Lines of data

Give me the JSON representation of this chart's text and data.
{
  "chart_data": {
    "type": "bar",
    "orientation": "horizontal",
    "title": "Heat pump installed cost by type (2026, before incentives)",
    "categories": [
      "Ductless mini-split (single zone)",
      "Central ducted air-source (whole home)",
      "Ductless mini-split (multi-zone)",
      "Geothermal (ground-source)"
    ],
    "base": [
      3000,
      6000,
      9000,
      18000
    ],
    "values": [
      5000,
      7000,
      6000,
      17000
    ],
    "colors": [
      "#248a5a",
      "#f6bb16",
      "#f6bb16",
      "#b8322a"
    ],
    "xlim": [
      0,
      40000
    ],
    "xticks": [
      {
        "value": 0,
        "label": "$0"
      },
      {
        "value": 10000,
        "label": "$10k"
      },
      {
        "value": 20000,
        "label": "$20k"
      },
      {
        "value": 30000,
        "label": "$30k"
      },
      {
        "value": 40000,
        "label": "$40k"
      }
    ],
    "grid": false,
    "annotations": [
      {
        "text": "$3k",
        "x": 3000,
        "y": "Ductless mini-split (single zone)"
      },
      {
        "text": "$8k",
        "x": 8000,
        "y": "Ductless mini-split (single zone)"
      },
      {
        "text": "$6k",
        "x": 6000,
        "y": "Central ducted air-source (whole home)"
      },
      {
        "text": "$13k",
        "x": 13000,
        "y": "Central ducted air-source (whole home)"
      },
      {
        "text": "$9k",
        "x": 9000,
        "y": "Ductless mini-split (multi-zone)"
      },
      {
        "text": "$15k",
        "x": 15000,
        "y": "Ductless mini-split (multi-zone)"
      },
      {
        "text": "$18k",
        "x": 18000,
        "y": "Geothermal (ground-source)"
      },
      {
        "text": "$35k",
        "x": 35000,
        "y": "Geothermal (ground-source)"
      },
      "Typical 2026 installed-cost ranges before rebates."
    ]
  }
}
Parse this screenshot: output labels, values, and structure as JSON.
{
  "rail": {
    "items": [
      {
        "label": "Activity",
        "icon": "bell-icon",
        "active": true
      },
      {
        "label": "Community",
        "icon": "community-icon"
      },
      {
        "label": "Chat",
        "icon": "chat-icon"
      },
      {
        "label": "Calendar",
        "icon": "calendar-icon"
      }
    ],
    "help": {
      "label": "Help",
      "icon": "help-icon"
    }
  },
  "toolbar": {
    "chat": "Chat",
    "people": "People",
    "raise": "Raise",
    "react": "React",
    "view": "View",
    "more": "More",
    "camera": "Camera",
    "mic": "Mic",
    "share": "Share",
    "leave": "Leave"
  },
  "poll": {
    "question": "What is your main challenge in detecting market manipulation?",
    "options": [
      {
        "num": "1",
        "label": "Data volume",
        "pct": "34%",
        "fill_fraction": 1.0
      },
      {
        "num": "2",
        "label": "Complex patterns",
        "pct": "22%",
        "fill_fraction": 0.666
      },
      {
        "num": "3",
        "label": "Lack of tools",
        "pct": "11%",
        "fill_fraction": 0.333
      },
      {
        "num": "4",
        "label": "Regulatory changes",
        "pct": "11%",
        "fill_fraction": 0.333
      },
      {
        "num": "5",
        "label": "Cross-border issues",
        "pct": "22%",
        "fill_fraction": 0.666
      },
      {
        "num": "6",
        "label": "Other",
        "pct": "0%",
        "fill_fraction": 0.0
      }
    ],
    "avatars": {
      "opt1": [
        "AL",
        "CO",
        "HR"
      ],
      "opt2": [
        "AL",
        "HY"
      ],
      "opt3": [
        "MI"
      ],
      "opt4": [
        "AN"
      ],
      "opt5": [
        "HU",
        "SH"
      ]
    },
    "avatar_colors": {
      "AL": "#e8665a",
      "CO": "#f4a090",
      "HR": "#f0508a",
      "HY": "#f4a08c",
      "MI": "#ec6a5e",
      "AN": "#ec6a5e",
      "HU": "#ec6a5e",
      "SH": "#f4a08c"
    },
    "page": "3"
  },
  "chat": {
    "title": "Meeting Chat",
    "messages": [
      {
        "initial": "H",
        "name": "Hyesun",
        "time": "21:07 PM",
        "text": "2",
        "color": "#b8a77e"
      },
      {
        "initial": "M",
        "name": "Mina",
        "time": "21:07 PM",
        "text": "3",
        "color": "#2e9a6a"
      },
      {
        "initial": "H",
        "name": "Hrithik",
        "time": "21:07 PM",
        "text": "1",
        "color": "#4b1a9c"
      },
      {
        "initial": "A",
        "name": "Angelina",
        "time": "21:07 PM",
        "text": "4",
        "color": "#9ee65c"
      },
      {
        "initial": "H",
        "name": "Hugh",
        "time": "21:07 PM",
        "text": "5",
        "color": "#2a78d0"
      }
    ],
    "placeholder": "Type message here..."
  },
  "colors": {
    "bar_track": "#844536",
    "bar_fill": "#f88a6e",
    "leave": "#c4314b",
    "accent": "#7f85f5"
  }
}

What is being asked: Show every line in the entries where the string "this" occurs.

Output of the exercise:
Give me the JSON representation of this chart's text and data.
Parse this screenshot: output labels, values, and structure as JSON.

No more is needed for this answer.